● TO BE DONE:
Copy out every record below, word for word.

#### DATA EXCERPTS ####

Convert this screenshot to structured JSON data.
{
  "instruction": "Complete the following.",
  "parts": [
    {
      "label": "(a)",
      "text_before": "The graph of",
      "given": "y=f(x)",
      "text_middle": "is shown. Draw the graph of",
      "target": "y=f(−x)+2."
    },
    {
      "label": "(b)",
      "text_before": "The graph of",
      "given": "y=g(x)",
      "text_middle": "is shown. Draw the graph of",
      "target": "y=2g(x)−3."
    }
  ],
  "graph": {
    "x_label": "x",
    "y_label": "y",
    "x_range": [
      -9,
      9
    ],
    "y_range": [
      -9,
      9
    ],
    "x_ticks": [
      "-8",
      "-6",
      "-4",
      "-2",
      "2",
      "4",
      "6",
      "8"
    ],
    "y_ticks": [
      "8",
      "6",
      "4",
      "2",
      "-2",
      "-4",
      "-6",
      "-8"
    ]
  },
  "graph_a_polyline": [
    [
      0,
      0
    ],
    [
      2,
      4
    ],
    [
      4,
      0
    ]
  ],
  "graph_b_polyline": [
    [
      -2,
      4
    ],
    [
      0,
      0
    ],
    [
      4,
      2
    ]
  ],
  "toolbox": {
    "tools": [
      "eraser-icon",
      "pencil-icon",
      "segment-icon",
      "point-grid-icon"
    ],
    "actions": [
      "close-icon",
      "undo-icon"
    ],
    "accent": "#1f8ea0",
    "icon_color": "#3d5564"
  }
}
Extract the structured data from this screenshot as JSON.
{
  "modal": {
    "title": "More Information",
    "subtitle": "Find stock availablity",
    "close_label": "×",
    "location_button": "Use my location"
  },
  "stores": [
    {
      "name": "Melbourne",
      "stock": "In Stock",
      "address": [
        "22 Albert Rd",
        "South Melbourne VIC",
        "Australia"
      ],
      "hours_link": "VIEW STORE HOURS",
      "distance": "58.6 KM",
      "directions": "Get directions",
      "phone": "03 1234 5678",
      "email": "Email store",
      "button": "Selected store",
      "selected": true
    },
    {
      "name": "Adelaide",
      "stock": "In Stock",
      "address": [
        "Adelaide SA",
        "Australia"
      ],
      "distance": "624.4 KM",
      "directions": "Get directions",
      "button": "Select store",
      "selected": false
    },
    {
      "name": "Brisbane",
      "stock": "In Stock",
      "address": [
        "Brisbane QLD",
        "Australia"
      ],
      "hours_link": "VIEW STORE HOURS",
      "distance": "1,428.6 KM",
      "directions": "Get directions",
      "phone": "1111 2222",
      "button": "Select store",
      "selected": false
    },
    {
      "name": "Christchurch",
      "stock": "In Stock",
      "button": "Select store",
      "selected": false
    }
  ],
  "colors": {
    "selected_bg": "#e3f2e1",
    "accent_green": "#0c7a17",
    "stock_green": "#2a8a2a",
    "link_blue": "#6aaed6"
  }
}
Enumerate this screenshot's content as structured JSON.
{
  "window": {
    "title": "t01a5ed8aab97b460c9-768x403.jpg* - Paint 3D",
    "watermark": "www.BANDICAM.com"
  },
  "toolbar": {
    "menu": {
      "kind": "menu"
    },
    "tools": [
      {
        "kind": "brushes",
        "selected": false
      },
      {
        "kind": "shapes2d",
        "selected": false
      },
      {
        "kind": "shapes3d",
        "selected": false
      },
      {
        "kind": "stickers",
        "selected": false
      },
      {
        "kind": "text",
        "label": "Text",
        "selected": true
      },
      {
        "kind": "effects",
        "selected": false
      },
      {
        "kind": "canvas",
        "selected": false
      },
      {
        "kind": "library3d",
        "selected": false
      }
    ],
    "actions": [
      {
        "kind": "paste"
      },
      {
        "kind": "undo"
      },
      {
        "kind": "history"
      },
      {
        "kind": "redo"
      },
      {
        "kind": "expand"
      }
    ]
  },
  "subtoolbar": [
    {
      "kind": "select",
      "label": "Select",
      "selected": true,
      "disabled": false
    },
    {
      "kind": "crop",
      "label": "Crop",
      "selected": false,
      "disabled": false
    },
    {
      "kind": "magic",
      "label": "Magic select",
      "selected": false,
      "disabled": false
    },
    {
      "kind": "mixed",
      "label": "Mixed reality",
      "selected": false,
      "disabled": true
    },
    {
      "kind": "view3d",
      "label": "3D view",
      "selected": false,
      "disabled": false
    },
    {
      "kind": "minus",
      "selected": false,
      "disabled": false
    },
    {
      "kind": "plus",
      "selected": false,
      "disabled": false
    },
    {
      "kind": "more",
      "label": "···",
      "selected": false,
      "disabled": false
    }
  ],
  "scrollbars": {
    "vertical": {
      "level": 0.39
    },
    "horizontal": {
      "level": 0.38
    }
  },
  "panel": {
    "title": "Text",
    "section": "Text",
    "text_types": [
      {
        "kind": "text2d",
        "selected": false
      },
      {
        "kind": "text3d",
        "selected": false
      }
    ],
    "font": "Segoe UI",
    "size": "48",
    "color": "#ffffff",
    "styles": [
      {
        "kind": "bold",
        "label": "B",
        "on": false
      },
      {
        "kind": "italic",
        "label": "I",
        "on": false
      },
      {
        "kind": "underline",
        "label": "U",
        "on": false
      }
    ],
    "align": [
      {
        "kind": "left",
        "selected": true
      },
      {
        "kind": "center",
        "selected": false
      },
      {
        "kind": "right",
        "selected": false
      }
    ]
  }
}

####

● SOLUTION BELOW:
Convert this screenshot to structured JSON data.
{
  "instruction": "Complete the following.",
  "parts": [
    {
      "label": "(a)",
      "text_before": "The graph of",
      "given": "y=f(x)",
      "text_middle": "is shown. Draw the graph of",
      "target": "y=f(−x)+2."
    },
    {
      "label": "(b)",
      "text_before": "The graph of",
      "given": "y=g(x)",
      "text_middle": "is shown. Draw the graph of",
      "target": "y=2g(x)−3."
    }
  ],
  "graph": {
    "x_label": "x",
    "y_label": "y",
    "x_range": [
      -9,
      9
    ],
    "y_range": [
      -9,
      9
    ],
    "x_ticks": [
      "-8",
      "-6",
      "-4",
      "-2",
      "2",
      "4",
      "6",
      "8"
    ],
    "y_ticks": [
      "8",
      "6",
      "4",
      "2",
      "-2",
      "-4",
      "-6",
      "-8"
    ]
  },
  "graph_a_polyline": [
    [
      0,
      0
    ],
    [
      2,
      4
    ],
    [
      4,
      0
    ]
  ],
  "graph_b_polyline": [
    [
      -2,
      4
    ],
    [
      0,
      0
    ],
    [
      4,
      2
    ]
  ],
  "toolbox": {
    "tools": [
      "eraser-icon",
      "pencil-icon",
      "segment-icon",
      "point-grid-icon"
    ],
    "actions": [
      "close-icon",
      "undo-icon"
    ],
    "accent": "#1f8ea0",
    "icon_color": "#3d5564"
  }
}
Extract the structured data from this screenshot as JSON.
{
  "modal": {
    "title": "More Information",
    "subtitle": "Find stock availablity",
    "close_label": "×",
    "location_button": "Use my location"
  },
  "stores": [
    {
      "name": "Melbourne",
      "stock": "In Stock",
      "address": [
        "22 Albert Rd",
        "South Melbourne VIC",
        "Australia"
      ],
      "hours_link": "VIEW STORE HOURS",
      "distance": "58.6 KM",
      "directions": "Get directions",
      "phone": "03 1234 5678",
      "email": "Email store",
      "button": "Selected store",
      "selected": true
    },
    {
      "name": "Adelaide",
      "stock": "In Stock",
      "address": [
        "Adelaide SA",
        "Australia"
      ],
      "distance": "624.4 KM",
      "directions": "Get directions",
      "button": "Select store",
      "selected": false
    },
    {
      "name": "Brisbane",
      "stock": "In Stock",
      "address": [
        "Brisbane QLD",
        "Australia"
      ],
      "hours_link": "VIEW STORE HOURS",
      "distance": "1,428.6 KM",
      "directions": "Get directions",
      "phone": "1111 2222",
      "button": "Select store",
      "selected": false
    },
    {
      "name": "Christchurch",
      "stock": "In Stock",
      "button": "Select store",
      "selected": false
    }
  ],
  "colors": {
    "selected_bg": "#e3f2e1",
    "accent_green": "#0c7a17",
    "stock_green": "#2a8a2a",
    "link_blue": "#6aaed6"
  }
}
Enumerate this screenshot's content as structured JSON.
{
  "window": {
    "title": "t01a5ed8aab97b460c9-768x403.jpg* - Paint 3D",
    "watermark": "www.BANDICAM.com"
  },
  "toolbar": {
    "menu": {
      "kind": "menu"
    },
    "tools": [
      {
        "kind": "brushes",
        "selected": false
      },
      {
        "kind": "shapes2d",
        "selected": false
      },
      {
        "kind": "shapes3d",
        "selected": false
      },
      {
        "kind": "stickers",
        "selected": false
      },
      {
        "kind": "text",
        "label": "Text",
        "selected": true
      },
      {
        "kind": "effects",
        "selected": false
      },
      {
        "kind": "canvas",
        "selected": false
      },
      {
        "kind": "library3d",
        "selected": false
      }
    ],
    "actions": [
      {
        "kind": "paste"
      },
      {
        "kind": "undo"
      },
      {
        "kind": "history"
      },
      {
        "kind": "redo"
      },
      {
        "kind": "expand"
      }
    ]
  },
  "subtoolbar": [
    {
      "kind": "select",
      "label": "Select",
      "selected": true,
      "disabled": false
    },
    {
      "kind": "crop",
      "label": "Crop",
      "selected": false,
      "disabled": false
    },
    {
      "kind": "magic",
      "label": "Magic select",
      "selected": false,
      "disabled": false
    },
    {
      "kind": "mixed",
      "label": "Mixed reality",
      "selected": false,
      "disabled": true
    },
    {
      "kind": "view3d",
      "label": "3D view",
      "selected": false,
      "disabled": false
    },
    {
      "kind": "minus",
      "selected": false,
      "disabled": false
    },
    {
      "kind": "plus",
      "selected": false,
      "disabled": false
    },
    {
      "kind": "more",
      "label": "···",
      "selected": false,
      "disabled": false
    }
  ],
  "scrollbars": {
    "vertical": {
      "level": 0.39
    },
    "horizontal": {
      "level": 0.38
    }
  },
  "panel": {
    "title": "Text",
    "section": "Text",
    "text_types": [
      {
        "kind": "text2d",
        "selected": false
      },
      {
        "kind": "text3d",
        "selected": false
      }
    ],
    "font": "Segoe UI",
    "size": "48",
    "color": "#ffffff",
    "styles": [
      {
        "kind": "bold",
        "label": "B",
        "on": false
      },
      {
        "kind": "italic",
        "label": "I",
        "on": false
      },
      {
        "kind": "underline",
        "label": "U",
        "on": false
      }
    ],
    "align": [
      {
        "kind": "left",
        "selected": true
      },
      {
        "kind": "center",
        "selected": false
      },
      {
        "kind": "right",
        "selected": false
      }
    ]
  }
}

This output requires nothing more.